Leave out every picture, then transcribe the rest of the listing exactly.

╭─ DATA SHOWN

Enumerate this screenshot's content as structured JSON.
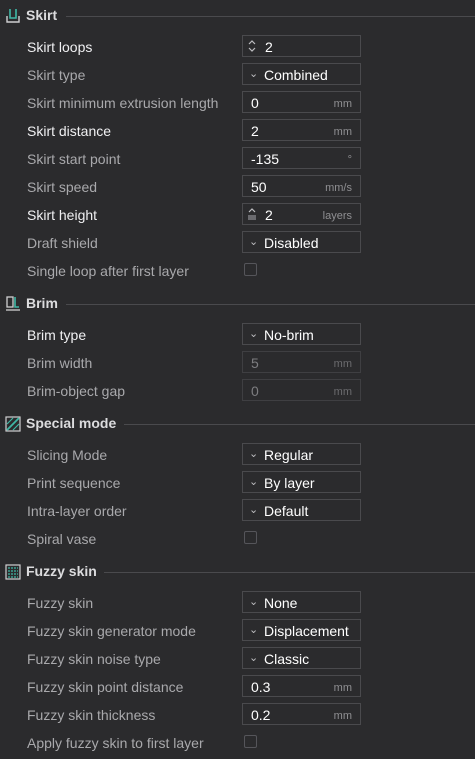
{
  "skirt": {
    "title": "Skirt",
    "rows": [
      {
        "label": "Skirt loops",
        "value": "2"
      },
      {
        "label": "Skirt type",
        "value": "Combined"
      },
      {
        "label": "Skirt minimum extrusion length",
        "value": "0",
        "unit": "mm"
      },
      {
        "label": "Skirt distance",
        "value": "2",
        "unit": "mm"
      },
      {
        "label": "Skirt start point",
        "value": "-135",
        "unit": "°"
      },
      {
        "label": "Skirt speed",
        "value": "50",
        "unit": "mm/s"
      },
      {
        "label": "Skirt height",
        "value": "2",
        "unit": "layers"
      },
      {
        "label": "Draft shield",
        "value": "Disabled"
      },
      {
        "label": "Single loop after first layer",
        "checked": false
      }
    ]
  },
  "brim": {
    "title": "Brim",
    "rows": [
      {
        "label": "Brim type",
        "value": "No-brim"
      },
      {
        "label": "Brim width",
        "value": "5",
        "unit": "mm"
      },
      {
        "label": "Brim-object gap",
        "value": "0",
        "unit": "mm"
      }
    ]
  },
  "special_mode": {
    "title": "Special mode",
    "rows": [
      {
        "label": "Slicing Mode",
        "value": "Regular"
      },
      {
        "label": "Print sequence",
        "value": "By layer"
      },
      {
        "label": "Intra-layer order",
        "value": "Default"
      },
      {
        "label": "Spiral vase",
        "checked": false
      }
    ]
  },
  "fuzzy_skin": {
    "title": "Fuzzy skin",
    "rows": [
      {
        "label": "Fuzzy skin",
        "value": "None"
      },
      {
        "label": "Fuzzy skin generator mode",
        "value": "Displacement"
      },
      {
        "label": "Fuzzy skin noise type",
        "value": "Classic"
      },
      {
        "label": "Fuzzy skin point distance",
        "value": "0.3",
        "unit": "mm"
      },
      {
        "label": "Fuzzy skin thickness",
        "value": "0.2",
        "unit": "mm"
      },
      {
        "label": "Apply fuzzy skin to first layer",
        "checked": false
      }
    ]
  },
  "icons": {
    "skirt": "skirt-icon",
    "brim": "brim-icon",
    "special_mode": "special-mode-icon",
    "fuzzy_skin": "fuzzy-skin-icon",
    "dropdown": "chevron-down-icon",
    "spinner": "spin-arrows-icon"
  },
  "colors": {
    "background": "#2b2b2d",
    "text_strong": "#f0f0f2",
    "text_normal": "#a9a9ac",
    "border": "#4a4a4d"
  }
}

╰─

**RIGHT ANSWER:**
Enumerate this screenshot's content as structured JSON.
{
  "skirt": {
    "title": "Skirt",
    "rows": [
      {
        "label": "Skirt loops",
        "value": "2"
      },
      {
        "label": "Skirt type",
        "value": "Combined"
      },
      {
        "label": "Skirt minimum extrusion length",
        "value": "0",
        "unit": "mm"
      },
      {
        "label": "Skirt distance",
        "value": "2",
        "unit": "mm"
      },
      {
        "label": "Skirt start point",
        "value": "-135",
        "unit": "°"
      },
      {
        "label": "Skirt speed",
        "value": "50",
        "unit": "mm/s"
      },
      {
        "label": "Skirt height",
        "value": "2",
        "unit": "layers"
      },
      {
        "label": "Draft shield",
        "value": "Disabled"
      },
      {
        "label": "Single loop after first layer",
        "checked": false
      }
    ]
  },
  "brim": {
    "title": "Brim",
    "rows": [
      {
        "label": "Brim type",
        "value": "No-brim"
      },
      {
        "label": "Brim width",
        "value": "5",
        "unit": "mm"
      },
      {
        "label": "Brim-object gap",
        "value": "0",
        "unit": "mm"
      }
    ]
  },
  "special_mode": {
    "title": "Special mode",
    "rows": [
      {
        "label": "Slicing Mode",
        "value": "Regular"
      },
      {
        "label": "Print sequence",
        "value": "By layer"
      },
      {
        "label": "Intra-layer order",
        "value": "Default"
      },
      {
        "label": "Spiral vase",
        "checked": false
      }
    ]
  },
  "fuzzy_skin": {
    "title": "Fuzzy skin",
    "rows": [
      {
        "label": "Fuzzy skin",
        "value": "None"
      },
      {
        "label": "Fuzzy skin generator mode",
        "value": "Displacement"
      },
      {
        "label": "Fuzzy skin noise type",
        "value": "Classic"
      },
      {
        "label": "Fuzzy skin point distance",
        "value": "0.3",
        "unit": "mm"
      },
      {
        "label": "Fuzzy skin thickness",
        "value": "0.2",
        "unit": "mm"
      },
      {
        "label": "Apply fuzzy skin to first layer",
        "checked": false
      }
    ]
  },
  "icons": {
    "skirt": "skirt-icon",
    "brim": "brim-icon",
    "special_mode": "special-mode-icon",
    "fuzzy_skin": "fuzzy-skin-icon",
    "dropdown": "chevron-down-icon",
    "spinner": "spin-arrows-icon"
  },
  "colors": {
    "background": "#2b2b2d",
    "text_strong": "#f0f0f2",
    "text_normal": "#a9a9ac",
    "border": "#4a4a4d"
  }
}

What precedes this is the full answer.